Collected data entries

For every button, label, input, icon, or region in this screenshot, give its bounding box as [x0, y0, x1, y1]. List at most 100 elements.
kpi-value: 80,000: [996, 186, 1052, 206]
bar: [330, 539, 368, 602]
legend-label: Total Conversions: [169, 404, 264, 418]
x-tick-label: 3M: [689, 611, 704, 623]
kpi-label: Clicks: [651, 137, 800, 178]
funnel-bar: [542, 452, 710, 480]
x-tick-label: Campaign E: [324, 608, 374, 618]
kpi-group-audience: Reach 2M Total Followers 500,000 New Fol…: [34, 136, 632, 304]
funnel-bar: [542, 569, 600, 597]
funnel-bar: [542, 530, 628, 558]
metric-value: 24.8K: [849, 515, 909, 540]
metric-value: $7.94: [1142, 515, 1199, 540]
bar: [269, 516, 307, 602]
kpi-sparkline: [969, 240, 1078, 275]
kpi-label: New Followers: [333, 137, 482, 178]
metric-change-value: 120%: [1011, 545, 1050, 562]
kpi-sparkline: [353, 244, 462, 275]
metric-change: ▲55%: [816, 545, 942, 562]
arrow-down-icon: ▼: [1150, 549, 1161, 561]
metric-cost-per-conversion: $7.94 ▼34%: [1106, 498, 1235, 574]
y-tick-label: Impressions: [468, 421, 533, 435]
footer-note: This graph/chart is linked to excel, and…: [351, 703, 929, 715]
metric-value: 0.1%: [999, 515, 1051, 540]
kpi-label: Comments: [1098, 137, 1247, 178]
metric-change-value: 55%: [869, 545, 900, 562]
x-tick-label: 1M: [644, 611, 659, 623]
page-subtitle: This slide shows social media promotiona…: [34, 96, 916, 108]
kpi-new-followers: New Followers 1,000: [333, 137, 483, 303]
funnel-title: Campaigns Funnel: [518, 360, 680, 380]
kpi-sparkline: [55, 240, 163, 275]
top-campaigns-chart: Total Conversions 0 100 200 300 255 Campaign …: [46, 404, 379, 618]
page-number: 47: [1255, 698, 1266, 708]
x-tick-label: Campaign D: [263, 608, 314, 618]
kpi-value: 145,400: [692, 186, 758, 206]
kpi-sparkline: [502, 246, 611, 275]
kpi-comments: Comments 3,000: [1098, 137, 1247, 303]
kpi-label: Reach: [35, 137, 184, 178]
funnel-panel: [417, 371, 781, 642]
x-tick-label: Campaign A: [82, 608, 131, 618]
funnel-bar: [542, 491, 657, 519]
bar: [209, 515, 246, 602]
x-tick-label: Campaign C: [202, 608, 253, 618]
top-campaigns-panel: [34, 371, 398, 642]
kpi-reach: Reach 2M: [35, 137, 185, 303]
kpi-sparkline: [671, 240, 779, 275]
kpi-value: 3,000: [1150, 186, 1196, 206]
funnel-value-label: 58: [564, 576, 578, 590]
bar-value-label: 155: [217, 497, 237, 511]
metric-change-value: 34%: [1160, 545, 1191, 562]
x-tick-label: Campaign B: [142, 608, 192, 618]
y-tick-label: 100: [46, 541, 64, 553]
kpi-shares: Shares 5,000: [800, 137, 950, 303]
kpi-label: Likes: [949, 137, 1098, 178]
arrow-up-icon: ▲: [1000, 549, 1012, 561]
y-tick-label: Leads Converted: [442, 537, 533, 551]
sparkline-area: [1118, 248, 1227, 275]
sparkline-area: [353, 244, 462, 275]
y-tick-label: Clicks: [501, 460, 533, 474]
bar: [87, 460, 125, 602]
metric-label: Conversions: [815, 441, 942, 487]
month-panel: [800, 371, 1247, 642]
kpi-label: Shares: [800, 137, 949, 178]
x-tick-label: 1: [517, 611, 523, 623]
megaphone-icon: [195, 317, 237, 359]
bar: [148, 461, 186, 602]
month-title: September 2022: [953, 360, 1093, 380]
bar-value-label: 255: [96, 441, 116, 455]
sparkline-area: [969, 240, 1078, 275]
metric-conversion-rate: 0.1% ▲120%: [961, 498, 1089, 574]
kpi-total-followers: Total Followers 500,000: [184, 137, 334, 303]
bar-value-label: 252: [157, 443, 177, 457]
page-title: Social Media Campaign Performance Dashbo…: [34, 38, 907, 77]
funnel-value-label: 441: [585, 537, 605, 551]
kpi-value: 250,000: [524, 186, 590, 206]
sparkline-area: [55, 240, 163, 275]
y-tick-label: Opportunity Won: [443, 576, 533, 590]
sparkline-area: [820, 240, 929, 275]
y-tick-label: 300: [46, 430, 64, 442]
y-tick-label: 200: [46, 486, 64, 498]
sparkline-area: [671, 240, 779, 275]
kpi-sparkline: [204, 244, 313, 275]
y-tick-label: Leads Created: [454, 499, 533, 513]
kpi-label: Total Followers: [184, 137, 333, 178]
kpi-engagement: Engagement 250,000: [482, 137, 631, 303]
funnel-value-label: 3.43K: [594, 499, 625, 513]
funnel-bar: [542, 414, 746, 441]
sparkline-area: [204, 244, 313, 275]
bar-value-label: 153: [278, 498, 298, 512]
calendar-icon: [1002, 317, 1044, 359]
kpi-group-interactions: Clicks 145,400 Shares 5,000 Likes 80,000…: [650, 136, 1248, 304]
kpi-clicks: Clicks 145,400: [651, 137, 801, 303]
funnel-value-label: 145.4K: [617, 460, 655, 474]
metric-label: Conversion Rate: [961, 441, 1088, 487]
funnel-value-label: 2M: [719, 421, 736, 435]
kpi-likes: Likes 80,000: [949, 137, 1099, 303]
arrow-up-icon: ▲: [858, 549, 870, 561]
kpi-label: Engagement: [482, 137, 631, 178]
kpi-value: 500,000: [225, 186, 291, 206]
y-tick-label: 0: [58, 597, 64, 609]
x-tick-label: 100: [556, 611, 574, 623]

EXERCISE TASK: Write out all of the records above word for word, with nothing changed.

EXERCISE SOLUTION:
For every button, label, input, icon, or region in this screenshot, give its bounding box as [x0, y0, x1, y1]. List at most 100 elements.
kpi-value: 80,000: [996, 186, 1052, 206]
bar: [330, 539, 368, 602]
legend-label: Total Conversions: [169, 404, 264, 418]
x-tick-label: 3M: [689, 611, 704, 623]
kpi-label: Clicks: [651, 137, 800, 178]
funnel-bar: [542, 452, 710, 480]
x-tick-label: Campaign E: [324, 608, 374, 618]
kpi-group-audience: Reach 2M Total Followers 500,000 New Fol…: [34, 136, 632, 304]
funnel-bar: [542, 569, 600, 597]
funnel-bar: [542, 530, 628, 558]
metric-value: 24.8K: [849, 515, 909, 540]
metric-value: $7.94: [1142, 515, 1199, 540]
bar: [269, 516, 307, 602]
kpi-sparkline: [969, 240, 1078, 275]
kpi-label: New Followers: [333, 137, 482, 178]
metric-change-value: 120%: [1011, 545, 1050, 562]
kpi-sparkline: [353, 244, 462, 275]
metric-change: ▲55%: [816, 545, 942, 562]
arrow-down-icon: ▼: [1150, 549, 1161, 561]
metric-cost-per-conversion: $7.94 ▼34%: [1106, 498, 1235, 574]
y-tick-label: Impressions: [468, 421, 533, 435]
footer-note: This graph/chart is linked to excel, and…: [351, 703, 929, 715]
metric-value: 0.1%: [999, 515, 1051, 540]
kpi-label: Comments: [1098, 137, 1247, 178]
metric-change-value: 55%: [869, 545, 900, 562]
x-tick-label: 1M: [644, 611, 659, 623]
page-subtitle: This slide shows social media promotiona…: [34, 96, 916, 108]
kpi-new-followers: New Followers 1,000: [333, 137, 483, 303]
funnel-title: Campaigns Funnel: [518, 360, 680, 380]
kpi-sparkline: [55, 240, 163, 275]
top-campaigns-chart: Total Conversions 0 100 200 300 255 Campaign …: [46, 404, 379, 618]
page-number: 47: [1255, 698, 1266, 708]
x-tick-label: Campaign D: [263, 608, 314, 618]
kpi-value: 145,400: [692, 186, 758, 206]
kpi-sparkline: [502, 246, 611, 275]
kpi-comments: Comments 3,000: [1098, 137, 1247, 303]
kpi-label: Reach: [35, 137, 184, 178]
funnel-panel: [417, 371, 781, 642]
x-tick-label: Campaign A: [82, 608, 131, 618]
funnel-bar: [542, 491, 657, 519]
bar: [209, 515, 246, 602]
x-tick-label: Campaign C: [202, 608, 253, 618]
top-campaigns-panel: [34, 371, 398, 642]
kpi-reach: Reach 2M: [35, 137, 185, 303]
kpi-sparkline: [671, 240, 779, 275]
kpi-value: 3,000: [1150, 186, 1196, 206]
funnel-value-label: 58: [564, 576, 578, 590]
bar-value-label: 155: [217, 497, 237, 511]
metric-change-value: 34%: [1160, 545, 1191, 562]
x-tick-label: Campaign B: [142, 608, 192, 618]
y-tick-label: 100: [46, 541, 64, 553]
kpi-shares: Shares 5,000: [800, 137, 950, 303]
kpi-label: Likes: [949, 137, 1098, 178]
arrow-up-icon: ▲: [1000, 549, 1012, 561]
y-tick-label: Leads Converted: [442, 537, 533, 551]
sparkline-area: [1118, 248, 1227, 275]
sparkline-area: [353, 244, 462, 275]
y-tick-label: Clicks: [501, 460, 533, 474]
bar: [87, 460, 125, 602]
metric-label: Conversions: [815, 441, 942, 487]
month-panel: [800, 371, 1247, 642]
kpi-label: Shares: [800, 137, 949, 178]
x-tick-label: 1: [517, 611, 523, 623]
megaphone-icon: [195, 317, 237, 359]
bar: [148, 461, 186, 602]
month-title: September 2022: [953, 360, 1093, 380]
bar-value-label: 255: [96, 441, 116, 455]
sparkline-area: [969, 240, 1078, 275]
metric-conversion-rate: 0.1% ▲120%: [961, 498, 1089, 574]
kpi-total-followers: Total Followers 500,000: [184, 137, 334, 303]
bar-value-label: 252: [157, 443, 177, 457]
page-title: Social Media Campaign Performance Dashbo…: [34, 38, 907, 77]
funnel-value-label: 441: [585, 537, 605, 551]
kpi-value: 250,000: [524, 186, 590, 206]
sparkline-area: [55, 240, 163, 275]
y-tick-label: Opportunity Won: [443, 576, 533, 590]
sparkline-area: [820, 240, 929, 275]
y-tick-label: 300: [46, 430, 64, 442]
y-tick-label: 200: [46, 486, 64, 498]
sparkline-area: [671, 240, 779, 275]
kpi-sparkline: [204, 244, 313, 275]
y-tick-label: Leads Created: [454, 499, 533, 513]
kpi-label: Total Followers: [184, 137, 333, 178]
kpi-engagement: Engagement 250,000: [482, 137, 631, 303]
funnel-value-label: 3.43K: [594, 499, 625, 513]
funnel-bar: [542, 414, 746, 441]
sparkline-area: [204, 244, 313, 275]
bar-value-label: 153: [278, 498, 298, 512]
calendar-icon: [1002, 317, 1044, 359]
kpi-group-interactions: Clicks 145,400 Shares 5,000 Likes 80,000…: [650, 136, 1248, 304]
kpi-clicks: Clicks 145,400: [651, 137, 801, 303]
funnel-value-label: 145.4K: [617, 460, 655, 474]
metric-label: Conversion Rate: [961, 441, 1088, 487]
funnel-value-label: 2M: [719, 421, 736, 435]
kpi-likes: Likes 80,000: [949, 137, 1099, 303]
arrow-up-icon: ▲: [858, 549, 870, 561]
kpi-label: Engagement: [482, 137, 631, 178]
kpi-value: 500,000: [225, 186, 291, 206]
y-tick-label: 0: [58, 597, 64, 609]
x-tick-label: 100: [556, 611, 574, 623]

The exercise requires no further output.